THE INPUT:
● ● ● ● ●

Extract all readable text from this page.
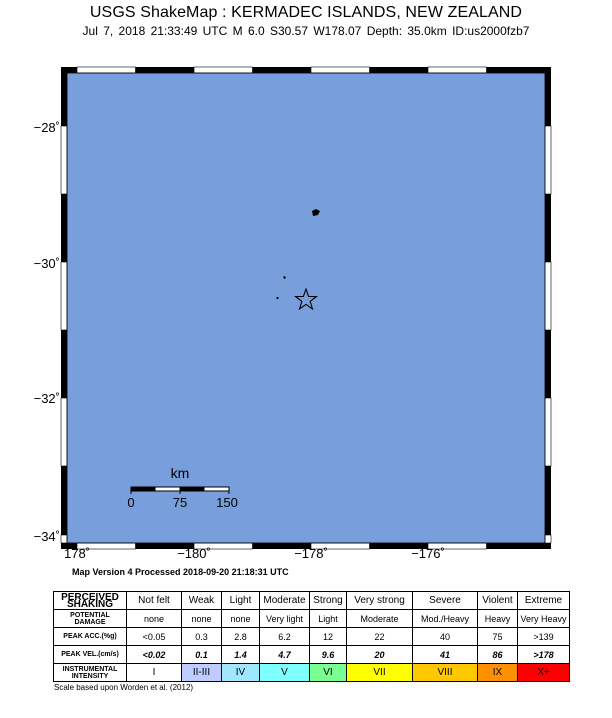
USGS ShakeMap : KERMADEC ISLANDS, NEW ZEALAND
Jul 7, 2018 21:33:49 UTC M 6.0 S30.57 W178.07 Depth: 35.0km ID:us2000fzb7
−28˚
−30˚
−32˚
−34˚
178˚	−180˚	−178˚	−176˚
km
0	75 150
Map Version 4 Processed 2018-09-20 21:18:31 UTC
PERCEIVED SHAKING	Not felt	Weak	Light	Moderate	Strong	Very strong	Severe	Violent	Extreme
POTENTIAL DAMAGE	none	none	none	Very light	Light	Moderate	Mod./Heavy	Heavy	Very Heavy
PEAK ACC.(%g)	<0.05	0.3	2.8	6.2	12	22	40	75	>139
PEAK VEL.(cm/s)	<0.02	0.1	1.4	4.7	9.6	20	41	86	>178
INSTRUMENTAL INTENSITY	I	II-III	IV	V	VI	VII	VIII	IX	X+
Scale based upon Worden et al. (2012)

● ● ● ● ●

On how many lines does the word "Light" appear? Answer with only the number.

2